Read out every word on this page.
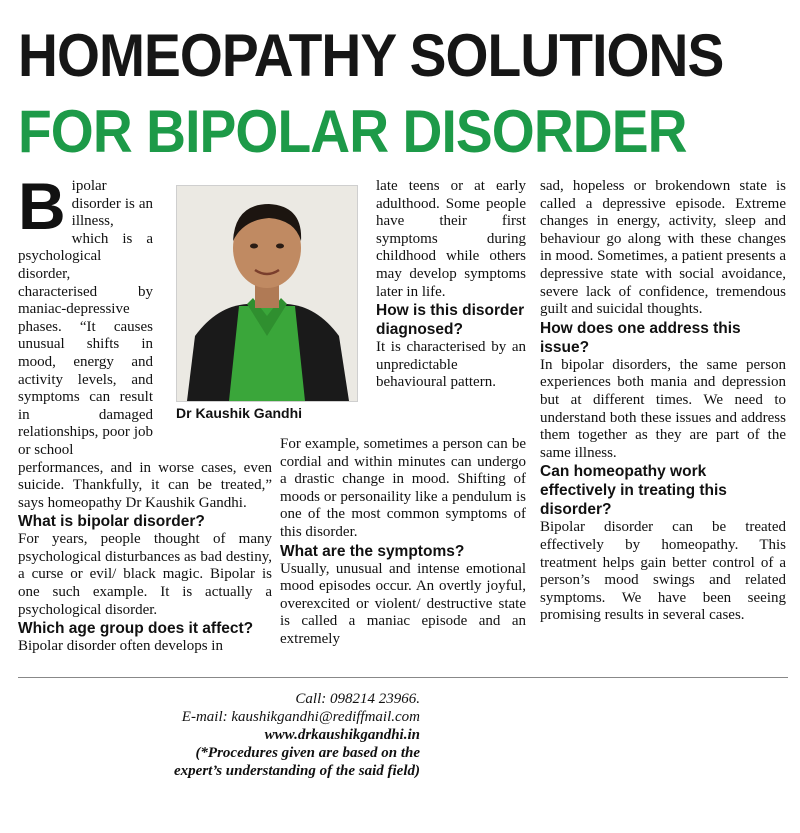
HOMEOPATHY SOLUTIONS
FOR BIPOLAR DISORDER
B ipolar disorder is an illness, which is a psychological disorder, characterised by maniac-depressive phases. “It causes unusual shifts in mood, energy and activity levels, and symptoms can result in damaged relationships, poor job or school

performances, and in worse cases, even suicide. Thankfully, it can be treated,” says homeopathy Dr Kaushik Gandhi.

What is bipolar disorder?

For years, people thought of many psychological disturbances as bad destiny, a curse or evil/ black magic. Bipolar is one such example. It is actually a psychological disorder.

Which age group does it affect?

Bipolar disorder often develops in

Dr Kaushik Gandhi

late teens or at early adulthood. Some people have their first symptoms during childhood while others may develop symptoms later in life.

How is this disorder diagnosed?

It is characterised by an unpredictable behavioural pattern.

For example, sometimes a person can be cordial and within minutes can undergo a drastic change in mood. Shifting of moods or personaility like a pendulum is one of the most common symptoms of this disorder.

What are the symptoms?

Usually, unusual and intense emotional mood episodes occur. An overtly joyful, overexcited or violent/ destructive state is called a maniac episode and an extremely

sad, hopeless or brokendown state is called a depressive episode. Extreme changes in energy, activity, sleep and behaviour go along with these changes in mood. Sometimes, a patient presents a depressive state with social avoidance, severe lack of confidence, tremendous guilt and suicidal thoughts.

How does one address this issue?

In bipolar disorders, the same person experiences both mania and depression but at different times. We need to understand both these issues and address them together as they are part of the same illness.

Can homeopathy work effectively in treating this disorder?

Bipolar disorder can be treated effectively by homeopathy. This treatment helps gain better control of a person’s mood swings and related symptoms. We have been seeing promising results in several cases.

Call: 098214 23966.
E-mail: kaushikgandhi@rediffmail.com
www.drkaushikgandhi.in
(*Procedures given are based on the expert’s understanding of the said field)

= = = = = = =

In the records above, locate each line with the word "energy". Copy all such lines.

Finished answer -
B ipolar disorder is an illness, which is a psychological disorder, characterised by maniac-depressive phases. “It causes unusual shifts in mood, energy and activity levels, and symptoms can result in damaged relationships, poor job or school
sad, hopeless or brokendown state is called a depressive episode. Extreme changes in energy, activity, sleep and behaviour go along with these changes in mood. Sometimes, a patient presents a depressive state with social avoidance, severe lack of confidence, tremendous guilt and suicidal thoughts.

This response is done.